- _Short exercise_: Find every line in the records below that holds the word "screenshot" and copy it.

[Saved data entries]
######
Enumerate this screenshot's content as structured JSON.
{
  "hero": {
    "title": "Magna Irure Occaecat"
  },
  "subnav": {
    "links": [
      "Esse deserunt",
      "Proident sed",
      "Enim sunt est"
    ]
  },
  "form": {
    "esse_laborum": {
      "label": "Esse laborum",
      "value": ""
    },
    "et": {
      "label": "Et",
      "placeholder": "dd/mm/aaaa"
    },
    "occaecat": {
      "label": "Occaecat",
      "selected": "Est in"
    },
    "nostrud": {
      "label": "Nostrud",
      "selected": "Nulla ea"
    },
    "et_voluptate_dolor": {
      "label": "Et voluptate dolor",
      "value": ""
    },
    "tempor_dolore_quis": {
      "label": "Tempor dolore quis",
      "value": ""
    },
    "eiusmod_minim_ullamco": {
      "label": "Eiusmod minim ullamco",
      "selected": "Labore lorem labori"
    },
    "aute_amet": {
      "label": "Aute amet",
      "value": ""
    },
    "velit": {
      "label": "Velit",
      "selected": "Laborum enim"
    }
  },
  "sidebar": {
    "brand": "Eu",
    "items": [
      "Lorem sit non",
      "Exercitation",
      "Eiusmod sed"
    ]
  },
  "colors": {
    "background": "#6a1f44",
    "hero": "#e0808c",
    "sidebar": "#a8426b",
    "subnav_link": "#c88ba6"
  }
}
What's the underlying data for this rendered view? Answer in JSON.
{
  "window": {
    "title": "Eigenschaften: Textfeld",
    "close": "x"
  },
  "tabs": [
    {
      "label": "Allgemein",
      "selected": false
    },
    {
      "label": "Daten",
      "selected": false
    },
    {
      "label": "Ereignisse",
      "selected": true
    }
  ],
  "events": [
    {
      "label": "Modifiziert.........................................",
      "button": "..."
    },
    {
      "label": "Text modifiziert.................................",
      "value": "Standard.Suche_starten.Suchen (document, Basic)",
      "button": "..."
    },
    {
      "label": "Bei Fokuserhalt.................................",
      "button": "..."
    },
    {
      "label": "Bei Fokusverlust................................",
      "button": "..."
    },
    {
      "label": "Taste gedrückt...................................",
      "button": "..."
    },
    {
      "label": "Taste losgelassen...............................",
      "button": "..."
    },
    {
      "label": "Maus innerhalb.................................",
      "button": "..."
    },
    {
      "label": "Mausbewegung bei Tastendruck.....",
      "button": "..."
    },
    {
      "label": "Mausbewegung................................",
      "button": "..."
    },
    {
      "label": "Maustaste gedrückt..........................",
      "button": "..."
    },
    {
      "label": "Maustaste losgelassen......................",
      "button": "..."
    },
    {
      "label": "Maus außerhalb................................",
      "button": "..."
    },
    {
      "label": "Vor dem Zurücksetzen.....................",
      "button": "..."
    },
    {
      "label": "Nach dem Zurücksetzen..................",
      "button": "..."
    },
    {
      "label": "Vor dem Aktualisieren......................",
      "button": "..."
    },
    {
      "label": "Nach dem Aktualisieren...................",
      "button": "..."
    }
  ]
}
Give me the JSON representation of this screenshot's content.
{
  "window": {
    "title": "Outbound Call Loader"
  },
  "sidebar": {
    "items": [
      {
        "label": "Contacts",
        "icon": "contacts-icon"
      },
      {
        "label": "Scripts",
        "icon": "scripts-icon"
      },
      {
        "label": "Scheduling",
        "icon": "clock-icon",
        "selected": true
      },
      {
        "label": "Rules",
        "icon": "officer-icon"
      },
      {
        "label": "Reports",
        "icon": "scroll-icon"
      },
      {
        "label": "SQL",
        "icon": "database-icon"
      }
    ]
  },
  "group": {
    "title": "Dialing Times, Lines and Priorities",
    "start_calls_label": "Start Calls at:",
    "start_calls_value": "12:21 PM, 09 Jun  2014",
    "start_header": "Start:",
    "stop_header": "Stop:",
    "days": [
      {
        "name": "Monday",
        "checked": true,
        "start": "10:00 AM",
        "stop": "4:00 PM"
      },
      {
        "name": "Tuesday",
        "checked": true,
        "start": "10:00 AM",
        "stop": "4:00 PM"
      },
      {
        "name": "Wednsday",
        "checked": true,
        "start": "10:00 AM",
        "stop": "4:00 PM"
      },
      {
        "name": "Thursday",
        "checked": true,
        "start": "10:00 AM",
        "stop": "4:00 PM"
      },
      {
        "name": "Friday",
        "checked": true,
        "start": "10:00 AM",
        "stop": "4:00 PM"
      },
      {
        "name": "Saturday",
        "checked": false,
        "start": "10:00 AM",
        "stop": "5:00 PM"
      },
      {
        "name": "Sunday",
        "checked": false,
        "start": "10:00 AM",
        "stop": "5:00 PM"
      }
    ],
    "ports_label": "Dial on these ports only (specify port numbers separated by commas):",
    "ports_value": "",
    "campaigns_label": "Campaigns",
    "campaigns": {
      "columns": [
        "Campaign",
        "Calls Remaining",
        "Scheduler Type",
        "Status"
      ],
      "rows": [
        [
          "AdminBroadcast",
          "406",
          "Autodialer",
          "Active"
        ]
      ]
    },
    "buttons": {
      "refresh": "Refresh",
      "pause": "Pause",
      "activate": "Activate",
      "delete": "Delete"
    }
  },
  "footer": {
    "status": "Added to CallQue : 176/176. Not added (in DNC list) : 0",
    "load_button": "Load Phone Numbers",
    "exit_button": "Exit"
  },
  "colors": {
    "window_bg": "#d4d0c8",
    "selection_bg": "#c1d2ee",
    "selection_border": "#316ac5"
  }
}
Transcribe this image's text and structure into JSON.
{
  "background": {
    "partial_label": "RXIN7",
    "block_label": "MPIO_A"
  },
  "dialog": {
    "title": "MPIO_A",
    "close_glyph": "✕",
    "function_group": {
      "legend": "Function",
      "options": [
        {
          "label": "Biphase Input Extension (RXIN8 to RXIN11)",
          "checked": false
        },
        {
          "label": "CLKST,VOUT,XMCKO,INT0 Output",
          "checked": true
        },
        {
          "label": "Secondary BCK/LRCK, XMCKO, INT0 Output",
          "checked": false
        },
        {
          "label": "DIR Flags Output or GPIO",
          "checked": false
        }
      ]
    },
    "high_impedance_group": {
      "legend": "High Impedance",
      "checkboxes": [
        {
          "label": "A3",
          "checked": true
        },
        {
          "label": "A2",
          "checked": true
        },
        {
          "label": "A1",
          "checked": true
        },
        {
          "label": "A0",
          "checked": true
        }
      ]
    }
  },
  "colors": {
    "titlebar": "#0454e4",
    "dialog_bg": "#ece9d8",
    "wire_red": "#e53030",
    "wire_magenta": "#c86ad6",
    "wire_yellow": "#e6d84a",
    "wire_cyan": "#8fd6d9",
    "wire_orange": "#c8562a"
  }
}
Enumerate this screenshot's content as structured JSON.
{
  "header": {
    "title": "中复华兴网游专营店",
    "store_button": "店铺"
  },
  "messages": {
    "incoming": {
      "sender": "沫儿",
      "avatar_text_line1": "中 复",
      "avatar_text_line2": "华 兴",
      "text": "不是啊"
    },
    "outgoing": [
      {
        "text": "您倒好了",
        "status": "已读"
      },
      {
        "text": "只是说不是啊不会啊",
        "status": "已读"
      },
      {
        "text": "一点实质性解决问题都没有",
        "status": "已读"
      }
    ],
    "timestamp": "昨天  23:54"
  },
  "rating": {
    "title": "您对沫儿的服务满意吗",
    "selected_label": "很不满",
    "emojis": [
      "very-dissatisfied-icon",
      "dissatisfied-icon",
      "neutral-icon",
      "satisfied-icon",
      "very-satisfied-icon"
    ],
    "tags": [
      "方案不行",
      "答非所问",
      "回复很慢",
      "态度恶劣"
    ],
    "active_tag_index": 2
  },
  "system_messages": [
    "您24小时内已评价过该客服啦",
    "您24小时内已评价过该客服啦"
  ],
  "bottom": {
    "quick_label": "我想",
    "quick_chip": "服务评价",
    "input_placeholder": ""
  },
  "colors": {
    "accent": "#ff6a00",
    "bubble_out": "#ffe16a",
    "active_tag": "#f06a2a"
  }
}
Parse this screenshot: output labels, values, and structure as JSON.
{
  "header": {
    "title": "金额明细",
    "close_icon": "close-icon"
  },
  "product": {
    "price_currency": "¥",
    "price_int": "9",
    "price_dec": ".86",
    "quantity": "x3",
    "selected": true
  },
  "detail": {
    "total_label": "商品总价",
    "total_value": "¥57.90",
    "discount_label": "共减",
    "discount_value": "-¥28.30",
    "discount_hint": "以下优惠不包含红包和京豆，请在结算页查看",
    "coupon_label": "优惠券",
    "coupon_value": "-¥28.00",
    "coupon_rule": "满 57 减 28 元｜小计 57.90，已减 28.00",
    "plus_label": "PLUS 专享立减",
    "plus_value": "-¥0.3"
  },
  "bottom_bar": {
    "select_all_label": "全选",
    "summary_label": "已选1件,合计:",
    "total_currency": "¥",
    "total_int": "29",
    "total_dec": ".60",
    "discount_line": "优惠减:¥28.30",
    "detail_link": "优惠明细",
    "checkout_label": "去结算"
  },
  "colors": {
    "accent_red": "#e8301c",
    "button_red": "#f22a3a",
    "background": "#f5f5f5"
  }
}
######
- _Solution below_:
Enumerate this screenshot's content as structured JSON.
Give me the JSON representation of this screenshot's content.
Enumerate this screenshot's content as structured JSON.
Parse this screenshot: output labels, values, and structure as JSON.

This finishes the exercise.